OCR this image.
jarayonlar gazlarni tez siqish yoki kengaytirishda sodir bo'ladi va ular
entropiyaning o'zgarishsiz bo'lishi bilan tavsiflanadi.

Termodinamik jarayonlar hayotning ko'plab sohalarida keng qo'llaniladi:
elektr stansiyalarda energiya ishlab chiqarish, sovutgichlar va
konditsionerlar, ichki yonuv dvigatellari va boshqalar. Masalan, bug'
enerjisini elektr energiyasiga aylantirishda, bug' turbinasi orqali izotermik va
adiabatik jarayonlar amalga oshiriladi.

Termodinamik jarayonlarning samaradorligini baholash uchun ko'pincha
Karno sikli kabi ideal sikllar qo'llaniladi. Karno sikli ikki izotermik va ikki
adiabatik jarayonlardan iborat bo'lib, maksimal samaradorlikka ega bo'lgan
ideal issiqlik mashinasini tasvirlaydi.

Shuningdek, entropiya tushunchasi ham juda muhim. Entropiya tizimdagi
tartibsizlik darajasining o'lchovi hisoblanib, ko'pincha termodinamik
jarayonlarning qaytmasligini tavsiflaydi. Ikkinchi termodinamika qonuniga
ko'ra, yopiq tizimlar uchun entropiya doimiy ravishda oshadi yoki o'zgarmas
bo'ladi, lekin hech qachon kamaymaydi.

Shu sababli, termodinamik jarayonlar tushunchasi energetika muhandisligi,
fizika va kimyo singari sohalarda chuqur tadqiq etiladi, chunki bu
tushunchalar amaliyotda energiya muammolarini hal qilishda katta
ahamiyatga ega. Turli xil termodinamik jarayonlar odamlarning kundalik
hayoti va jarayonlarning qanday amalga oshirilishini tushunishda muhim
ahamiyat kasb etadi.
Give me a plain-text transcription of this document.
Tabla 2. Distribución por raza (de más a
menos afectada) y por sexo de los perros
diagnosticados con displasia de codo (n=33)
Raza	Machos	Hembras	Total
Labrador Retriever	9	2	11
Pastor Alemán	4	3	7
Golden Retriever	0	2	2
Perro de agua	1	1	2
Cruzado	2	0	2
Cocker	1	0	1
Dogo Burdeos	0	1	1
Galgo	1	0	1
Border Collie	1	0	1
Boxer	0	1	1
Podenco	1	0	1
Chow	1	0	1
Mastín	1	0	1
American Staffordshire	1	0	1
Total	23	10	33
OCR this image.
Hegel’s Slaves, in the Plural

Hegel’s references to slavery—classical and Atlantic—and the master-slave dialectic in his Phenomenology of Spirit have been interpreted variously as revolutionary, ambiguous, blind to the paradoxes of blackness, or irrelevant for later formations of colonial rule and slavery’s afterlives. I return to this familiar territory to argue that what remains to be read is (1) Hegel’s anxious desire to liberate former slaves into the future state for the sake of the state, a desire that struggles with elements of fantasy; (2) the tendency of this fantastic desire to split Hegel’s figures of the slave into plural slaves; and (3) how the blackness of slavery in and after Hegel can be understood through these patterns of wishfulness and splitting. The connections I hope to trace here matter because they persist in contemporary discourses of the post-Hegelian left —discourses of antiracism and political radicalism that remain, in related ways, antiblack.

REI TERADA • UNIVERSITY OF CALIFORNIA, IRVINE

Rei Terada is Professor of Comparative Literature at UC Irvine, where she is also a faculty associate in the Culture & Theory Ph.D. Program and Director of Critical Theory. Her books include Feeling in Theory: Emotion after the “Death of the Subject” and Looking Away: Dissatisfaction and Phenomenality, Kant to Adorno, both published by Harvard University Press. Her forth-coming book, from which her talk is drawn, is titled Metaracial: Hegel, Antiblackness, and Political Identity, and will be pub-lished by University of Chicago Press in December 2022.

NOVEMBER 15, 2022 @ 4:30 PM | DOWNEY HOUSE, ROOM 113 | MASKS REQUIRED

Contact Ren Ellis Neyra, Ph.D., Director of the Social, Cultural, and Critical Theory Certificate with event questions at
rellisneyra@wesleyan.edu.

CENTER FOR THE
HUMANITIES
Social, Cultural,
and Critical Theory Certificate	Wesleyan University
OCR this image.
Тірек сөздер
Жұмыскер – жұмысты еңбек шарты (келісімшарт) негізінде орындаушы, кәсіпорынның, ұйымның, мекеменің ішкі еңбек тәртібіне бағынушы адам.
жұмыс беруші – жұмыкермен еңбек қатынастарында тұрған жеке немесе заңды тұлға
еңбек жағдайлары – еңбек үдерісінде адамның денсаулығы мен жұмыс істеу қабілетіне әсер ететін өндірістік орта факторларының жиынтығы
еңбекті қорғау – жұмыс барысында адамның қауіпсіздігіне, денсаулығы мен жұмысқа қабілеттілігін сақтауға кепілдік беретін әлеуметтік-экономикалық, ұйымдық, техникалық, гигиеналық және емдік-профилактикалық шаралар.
········
Exercise aim: Examine the data above and state how many of its lines contain the word "Certificate", with no further remarks.

Output for this exercise: 2